### TASK PROMPT
Every line in the listing is to be echoed verbatim.

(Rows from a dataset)
__________________________________________________
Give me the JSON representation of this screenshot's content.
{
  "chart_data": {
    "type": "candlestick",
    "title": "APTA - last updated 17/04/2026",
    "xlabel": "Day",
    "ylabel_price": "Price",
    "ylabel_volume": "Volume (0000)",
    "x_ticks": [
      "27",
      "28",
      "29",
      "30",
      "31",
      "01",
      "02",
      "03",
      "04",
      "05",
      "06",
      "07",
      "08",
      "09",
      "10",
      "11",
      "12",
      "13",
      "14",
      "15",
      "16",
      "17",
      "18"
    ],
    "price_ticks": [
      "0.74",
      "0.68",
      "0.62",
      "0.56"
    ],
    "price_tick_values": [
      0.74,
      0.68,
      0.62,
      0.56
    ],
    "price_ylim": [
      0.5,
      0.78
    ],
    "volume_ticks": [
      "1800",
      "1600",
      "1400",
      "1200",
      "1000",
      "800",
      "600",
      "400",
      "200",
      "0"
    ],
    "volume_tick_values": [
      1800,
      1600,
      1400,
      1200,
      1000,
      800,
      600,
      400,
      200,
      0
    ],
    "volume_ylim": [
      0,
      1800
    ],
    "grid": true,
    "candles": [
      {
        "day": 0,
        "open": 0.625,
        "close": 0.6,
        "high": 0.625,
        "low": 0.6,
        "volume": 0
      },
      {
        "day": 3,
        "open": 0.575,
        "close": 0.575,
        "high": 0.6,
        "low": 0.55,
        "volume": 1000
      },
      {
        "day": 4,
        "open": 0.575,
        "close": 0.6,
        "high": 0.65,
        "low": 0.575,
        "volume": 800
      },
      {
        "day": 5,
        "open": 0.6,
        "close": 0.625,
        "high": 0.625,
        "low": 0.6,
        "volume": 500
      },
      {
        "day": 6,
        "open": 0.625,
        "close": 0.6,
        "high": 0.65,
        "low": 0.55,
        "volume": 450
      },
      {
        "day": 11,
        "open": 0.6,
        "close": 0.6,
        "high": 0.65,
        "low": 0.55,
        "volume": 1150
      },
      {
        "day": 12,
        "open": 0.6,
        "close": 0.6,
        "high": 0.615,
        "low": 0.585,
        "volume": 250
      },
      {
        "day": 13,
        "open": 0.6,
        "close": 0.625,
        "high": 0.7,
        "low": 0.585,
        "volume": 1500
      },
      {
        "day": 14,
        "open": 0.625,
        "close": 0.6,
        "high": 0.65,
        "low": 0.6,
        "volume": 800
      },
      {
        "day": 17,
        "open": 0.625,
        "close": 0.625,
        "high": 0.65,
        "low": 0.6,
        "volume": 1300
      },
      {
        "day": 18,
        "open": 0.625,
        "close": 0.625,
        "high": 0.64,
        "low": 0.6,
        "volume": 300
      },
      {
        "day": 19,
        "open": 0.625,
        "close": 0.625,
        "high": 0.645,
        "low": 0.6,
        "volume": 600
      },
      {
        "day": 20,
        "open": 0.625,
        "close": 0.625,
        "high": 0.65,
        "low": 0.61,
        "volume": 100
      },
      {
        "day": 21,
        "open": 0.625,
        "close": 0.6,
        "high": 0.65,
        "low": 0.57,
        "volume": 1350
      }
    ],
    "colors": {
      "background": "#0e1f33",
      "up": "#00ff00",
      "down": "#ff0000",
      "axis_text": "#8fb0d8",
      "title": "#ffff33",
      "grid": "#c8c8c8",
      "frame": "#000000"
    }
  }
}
__________________________________________________
### ANSWER TO THE TASK
Give me the JSON representation of this screenshot's content.
{
  "chart_data": {
    "type": "candlestick",
    "title": "APTA - last updated 17/04/2026",
    "xlabel": "Day",
    "ylabel_price": "Price",
    "ylabel_volume": "Volume (0000)",
    "x_ticks": [
      "27",
      "28",
      "29",
      "30",
      "31",
      "01",
      "02",
      "03",
      "04",
      "05",
      "06",
      "07",
      "08",
      "09",
      "10",
      "11",
      "12",
      "13",
      "14",
      "15",
      "16",
      "17",
      "18"
    ],
    "price_ticks": [
      "0.74",
      "0.68",
      "0.62",
      "0.56"
    ],
    "price_tick_values": [
      0.74,
      0.68,
      0.62,
      0.56
    ],
    "price_ylim": [
      0.5,
      0.78
    ],
    "volume_ticks": [
      "1800",
      "1600",
      "1400",
      "1200",
      "1000",
      "800",
      "600",
      "400",
      "200",
      "0"
    ],
    "volume_tick_values": [
      1800,
      1600,
      1400,
      1200,
      1000,
      800,
      600,
      400,
      200,
      0
    ],
    "volume_ylim": [
      0,
      1800
    ],
    "grid": true,
    "candles": [
      {
        "day": 0,
        "open": 0.625,
        "close": 0.6,
        "high": 0.625,
        "low": 0.6,
        "volume": 0
      },
      {
        "day": 3,
        "open": 0.575,
        "close": 0.575,
        "high": 0.6,
        "low": 0.55,
        "volume": 1000
      },
      {
        "day": 4,
        "open": 0.575,
        "close": 0.6,
        "high": 0.65,
        "low": 0.575,
        "volume": 800
      },
      {
        "day": 5,
        "open": 0.6,
        "close": 0.625,
        "high": 0.625,
        "low": 0.6,
        "volume": 500
      },
      {
        "day": 6,
        "open": 0.625,
        "close": 0.6,
        "high": 0.65,
        "low": 0.55,
        "volume": 450
      },
      {
        "day": 11,
        "open": 0.6,
        "close": 0.6,
        "high": 0.65,
        "low": 0.55,
        "volume": 1150
      },
      {
        "day": 12,
        "open": 0.6,
        "close": 0.6,
        "high": 0.615,
        "low": 0.585,
        "volume": 250
      },
      {
        "day": 13,
        "open": 0.6,
        "close": 0.625,
        "high": 0.7,
        "low": 0.585,
        "volume": 1500
      },
      {
        "day": 14,
        "open": 0.625,
        "close": 0.6,
        "high": 0.65,
        "low": 0.6,
        "volume": 800
      },
      {
        "day": 17,
        "open": 0.625,
        "close": 0.625,
        "high": 0.65,
        "low": 0.6,
        "volume": 1300
      },
      {
        "day": 18,
        "open": 0.625,
        "close": 0.625,
        "high": 0.64,
        "low": 0.6,
        "volume": 300
      },
      {
        "day": 19,
        "open": 0.625,
        "close": 0.625,
        "high": 0.645,
        "low": 0.6,
        "volume": 600
      },
      {
        "day": 20,
        "open": 0.625,
        "close": 0.625,
        "high": 0.65,
        "low": 0.61,
        "volume": 100
      },
      {
        "day": 21,
        "open": 0.625,
        "close": 0.6,
        "high": 0.65,
        "low": 0.57,
        "volume": 1350
      }
    ],
    "colors": {
      "background": "#0e1f33",
      "up": "#00ff00",
      "down": "#ff0000",
      "axis_text": "#8fb0d8",
      "title": "#ffff33",
      "grid": "#c8c8c8",
      "frame": "#000000"
    }
  }
}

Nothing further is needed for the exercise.